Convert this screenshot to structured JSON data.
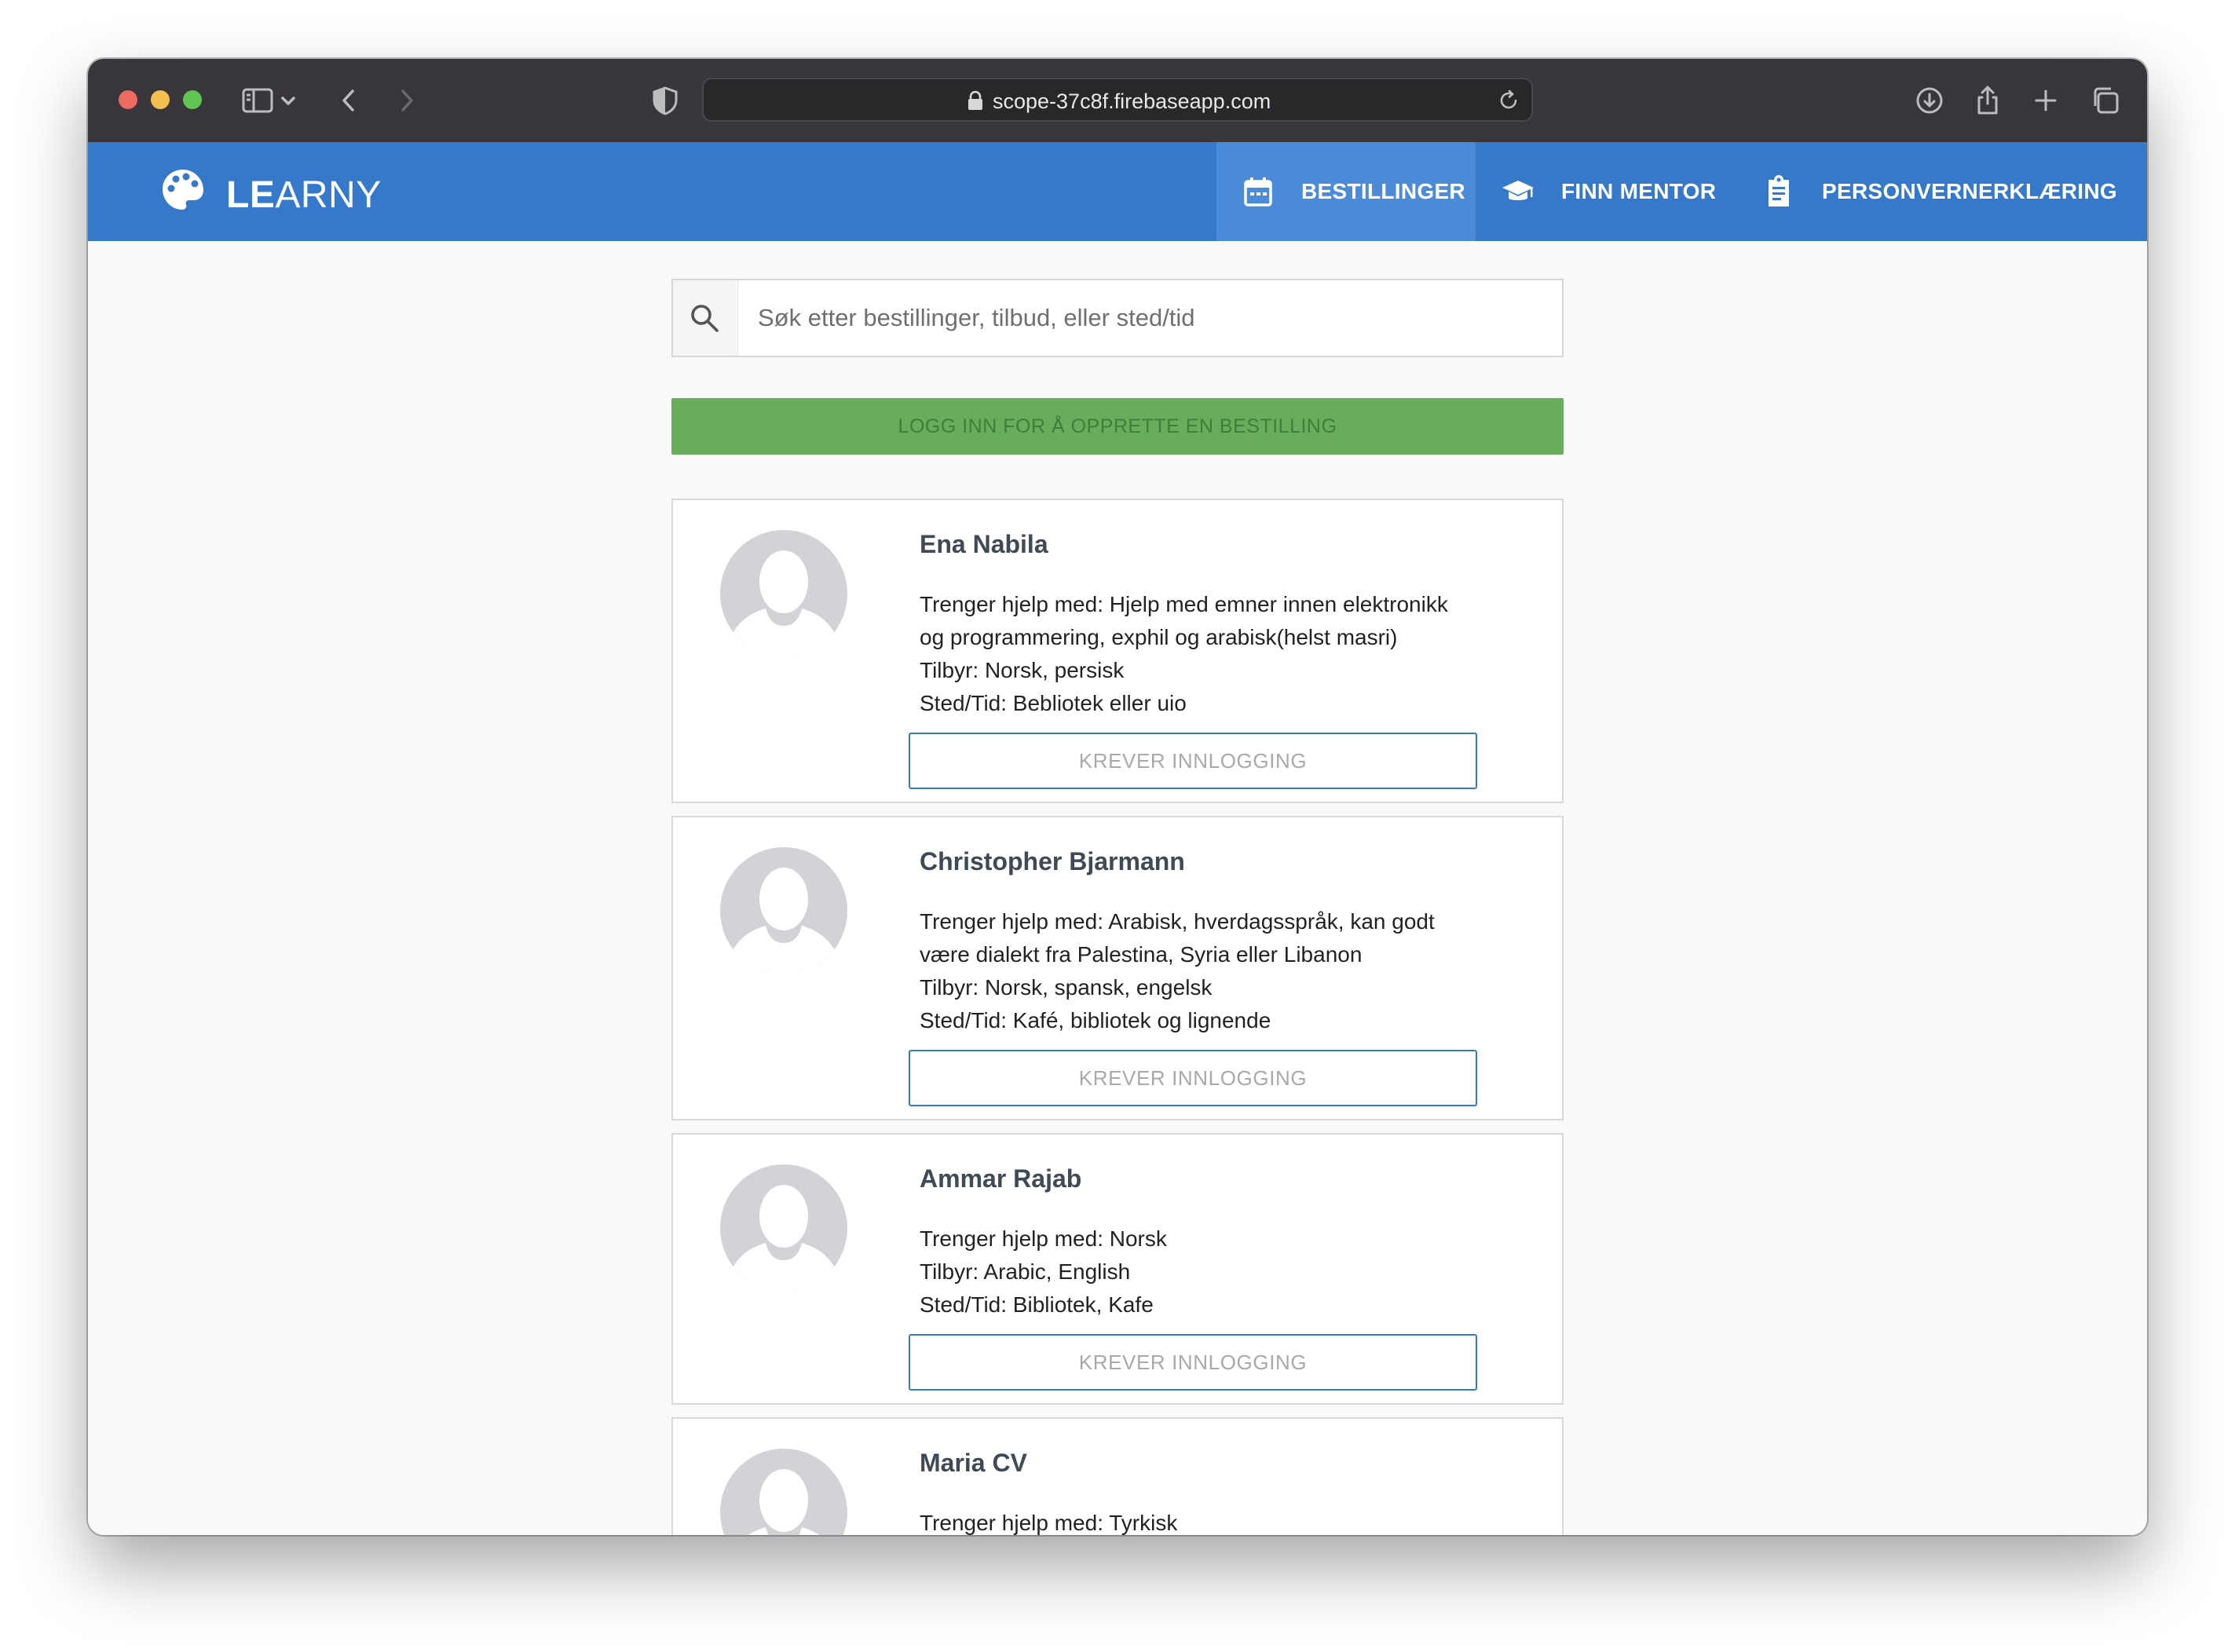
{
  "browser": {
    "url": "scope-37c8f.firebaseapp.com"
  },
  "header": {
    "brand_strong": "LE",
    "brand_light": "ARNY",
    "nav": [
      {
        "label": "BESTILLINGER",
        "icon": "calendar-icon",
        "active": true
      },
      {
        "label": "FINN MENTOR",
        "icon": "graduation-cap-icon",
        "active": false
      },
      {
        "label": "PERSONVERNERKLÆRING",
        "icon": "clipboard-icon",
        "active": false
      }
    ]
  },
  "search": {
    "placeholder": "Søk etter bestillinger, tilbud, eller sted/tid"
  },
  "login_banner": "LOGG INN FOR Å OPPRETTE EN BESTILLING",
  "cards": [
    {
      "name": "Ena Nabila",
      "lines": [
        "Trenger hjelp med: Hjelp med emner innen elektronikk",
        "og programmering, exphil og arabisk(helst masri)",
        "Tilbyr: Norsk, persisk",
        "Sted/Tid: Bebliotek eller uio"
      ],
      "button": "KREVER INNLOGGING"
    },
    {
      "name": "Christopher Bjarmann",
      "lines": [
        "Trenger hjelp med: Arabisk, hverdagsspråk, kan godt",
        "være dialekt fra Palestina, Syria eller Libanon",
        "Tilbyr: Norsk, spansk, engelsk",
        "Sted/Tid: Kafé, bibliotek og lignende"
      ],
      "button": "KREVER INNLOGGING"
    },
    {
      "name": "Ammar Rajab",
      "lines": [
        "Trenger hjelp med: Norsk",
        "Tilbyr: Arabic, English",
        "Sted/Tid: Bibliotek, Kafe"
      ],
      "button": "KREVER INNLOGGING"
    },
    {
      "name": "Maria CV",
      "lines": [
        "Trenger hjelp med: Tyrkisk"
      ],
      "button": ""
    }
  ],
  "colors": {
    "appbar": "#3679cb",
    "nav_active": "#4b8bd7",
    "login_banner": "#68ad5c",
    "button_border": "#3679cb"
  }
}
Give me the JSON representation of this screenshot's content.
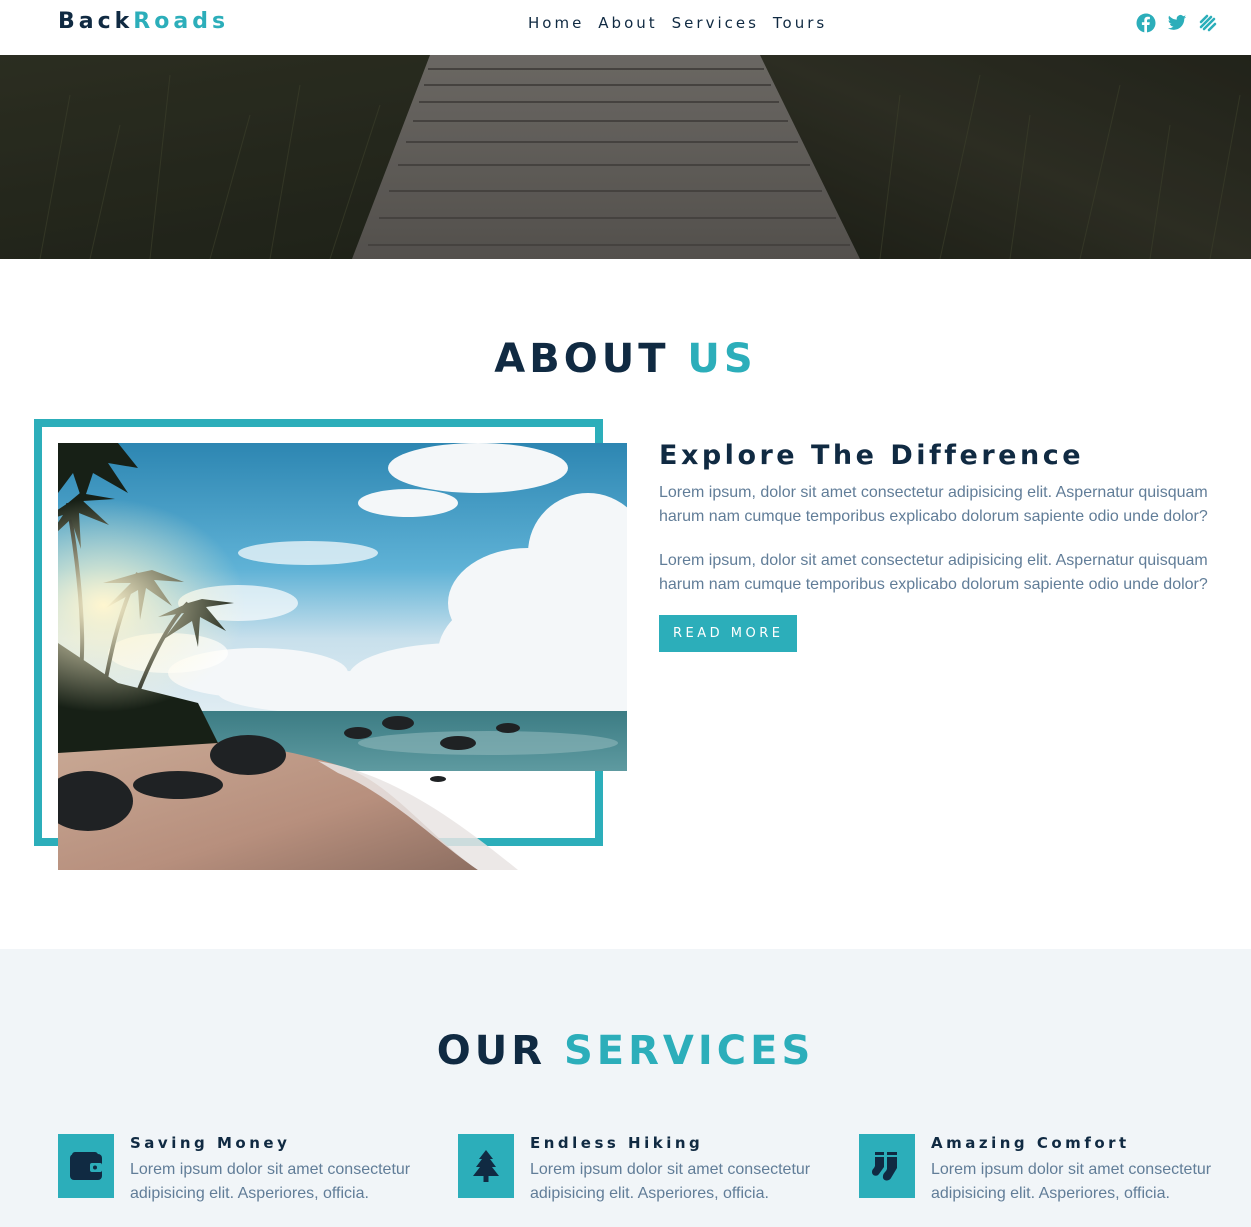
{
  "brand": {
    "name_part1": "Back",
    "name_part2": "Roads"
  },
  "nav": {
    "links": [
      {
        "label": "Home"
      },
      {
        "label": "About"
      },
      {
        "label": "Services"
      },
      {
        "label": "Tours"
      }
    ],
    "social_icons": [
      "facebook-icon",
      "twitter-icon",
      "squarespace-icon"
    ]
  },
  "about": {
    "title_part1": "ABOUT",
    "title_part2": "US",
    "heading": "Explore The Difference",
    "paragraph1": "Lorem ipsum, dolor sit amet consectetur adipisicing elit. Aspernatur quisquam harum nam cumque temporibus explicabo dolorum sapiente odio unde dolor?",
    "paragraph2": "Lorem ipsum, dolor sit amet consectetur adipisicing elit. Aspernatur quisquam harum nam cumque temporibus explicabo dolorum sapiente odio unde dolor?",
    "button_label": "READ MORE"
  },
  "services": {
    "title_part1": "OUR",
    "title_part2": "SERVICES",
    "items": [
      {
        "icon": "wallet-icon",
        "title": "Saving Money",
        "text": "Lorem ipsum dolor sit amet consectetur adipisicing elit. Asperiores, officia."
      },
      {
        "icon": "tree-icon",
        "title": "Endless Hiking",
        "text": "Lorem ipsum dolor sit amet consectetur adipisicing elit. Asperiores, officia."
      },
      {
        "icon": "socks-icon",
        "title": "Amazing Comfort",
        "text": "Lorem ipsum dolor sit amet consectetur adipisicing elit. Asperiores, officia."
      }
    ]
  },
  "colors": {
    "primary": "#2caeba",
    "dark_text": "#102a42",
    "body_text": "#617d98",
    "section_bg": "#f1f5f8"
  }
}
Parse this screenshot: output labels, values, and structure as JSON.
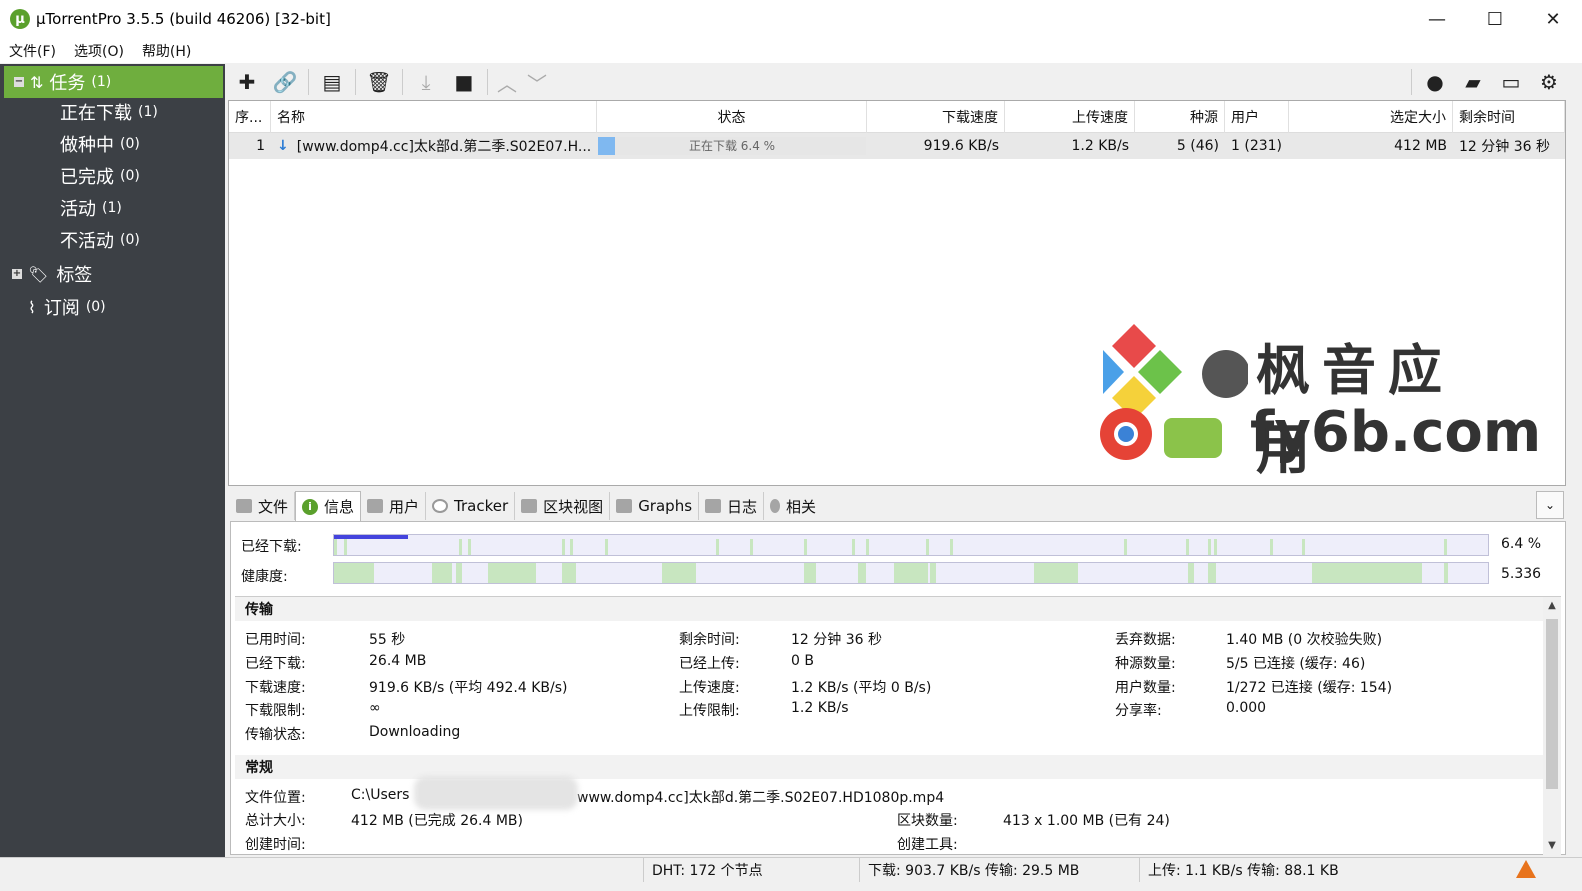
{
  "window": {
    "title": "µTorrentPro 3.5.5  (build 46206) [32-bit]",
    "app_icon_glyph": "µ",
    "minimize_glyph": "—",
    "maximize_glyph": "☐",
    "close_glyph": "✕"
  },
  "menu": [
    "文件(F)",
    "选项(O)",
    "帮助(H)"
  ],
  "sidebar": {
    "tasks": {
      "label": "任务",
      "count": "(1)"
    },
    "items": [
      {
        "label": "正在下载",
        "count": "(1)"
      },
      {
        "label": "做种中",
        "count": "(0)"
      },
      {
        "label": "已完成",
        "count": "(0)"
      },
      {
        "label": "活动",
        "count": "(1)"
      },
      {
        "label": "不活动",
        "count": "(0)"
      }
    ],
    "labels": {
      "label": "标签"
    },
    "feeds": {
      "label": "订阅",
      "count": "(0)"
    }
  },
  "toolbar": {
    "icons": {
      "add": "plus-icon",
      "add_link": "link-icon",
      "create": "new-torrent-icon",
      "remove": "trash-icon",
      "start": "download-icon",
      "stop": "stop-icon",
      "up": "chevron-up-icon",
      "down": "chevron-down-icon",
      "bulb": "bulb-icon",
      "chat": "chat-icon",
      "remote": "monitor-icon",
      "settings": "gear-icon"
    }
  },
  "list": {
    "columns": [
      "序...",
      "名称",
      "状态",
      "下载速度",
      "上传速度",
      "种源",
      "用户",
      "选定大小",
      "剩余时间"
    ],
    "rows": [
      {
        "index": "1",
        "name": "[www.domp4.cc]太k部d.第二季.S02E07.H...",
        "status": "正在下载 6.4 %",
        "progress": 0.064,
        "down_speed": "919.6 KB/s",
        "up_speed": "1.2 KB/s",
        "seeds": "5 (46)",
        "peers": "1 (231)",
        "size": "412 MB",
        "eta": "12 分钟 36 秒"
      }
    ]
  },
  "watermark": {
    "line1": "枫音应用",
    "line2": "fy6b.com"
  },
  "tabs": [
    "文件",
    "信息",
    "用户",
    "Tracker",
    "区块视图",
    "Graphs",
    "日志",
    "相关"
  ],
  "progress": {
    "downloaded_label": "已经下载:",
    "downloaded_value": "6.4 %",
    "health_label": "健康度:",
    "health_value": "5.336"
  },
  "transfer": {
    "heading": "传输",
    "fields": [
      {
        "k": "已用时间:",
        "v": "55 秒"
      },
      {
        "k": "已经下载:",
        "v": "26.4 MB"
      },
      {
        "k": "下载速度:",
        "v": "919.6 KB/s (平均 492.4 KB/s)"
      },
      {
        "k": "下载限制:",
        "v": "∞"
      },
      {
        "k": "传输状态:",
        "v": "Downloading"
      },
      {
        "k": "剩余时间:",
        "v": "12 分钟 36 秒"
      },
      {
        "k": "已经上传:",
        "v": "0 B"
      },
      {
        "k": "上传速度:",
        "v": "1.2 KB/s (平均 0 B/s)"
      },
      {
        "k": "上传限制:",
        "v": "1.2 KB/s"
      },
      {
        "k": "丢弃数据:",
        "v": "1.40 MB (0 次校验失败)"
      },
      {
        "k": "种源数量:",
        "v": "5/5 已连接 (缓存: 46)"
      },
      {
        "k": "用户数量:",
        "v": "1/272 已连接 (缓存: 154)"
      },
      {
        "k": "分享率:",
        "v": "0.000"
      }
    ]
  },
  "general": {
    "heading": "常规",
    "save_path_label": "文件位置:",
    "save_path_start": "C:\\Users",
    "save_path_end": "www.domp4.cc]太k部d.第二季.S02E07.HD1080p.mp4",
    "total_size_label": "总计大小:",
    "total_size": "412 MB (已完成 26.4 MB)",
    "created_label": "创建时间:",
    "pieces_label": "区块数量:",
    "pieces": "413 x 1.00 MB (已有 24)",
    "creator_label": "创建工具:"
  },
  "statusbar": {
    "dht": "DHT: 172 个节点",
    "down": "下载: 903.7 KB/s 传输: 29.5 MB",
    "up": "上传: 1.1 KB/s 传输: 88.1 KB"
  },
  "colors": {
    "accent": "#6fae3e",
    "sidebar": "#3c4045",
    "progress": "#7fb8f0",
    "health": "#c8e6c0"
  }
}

▬▬▬

_TASK GOAL_
Identify the lines that contain the string "cumque", and copy every one of them.

_TASK OUTPUT_
    "paragraph1": "Lorem ipsum, dolor sit amet consectetur adipisicing elit. Aspernatur quisquam harum nam cumque temporibus explicabo dolorum sapiente odio unde dolor?",
    "paragraph2": "Lorem ipsum, dolor sit amet consectetur adipisicing elit. Aspernatur quisquam harum nam cumque temporibus explicabo dolorum sapiente odio unde dolor?",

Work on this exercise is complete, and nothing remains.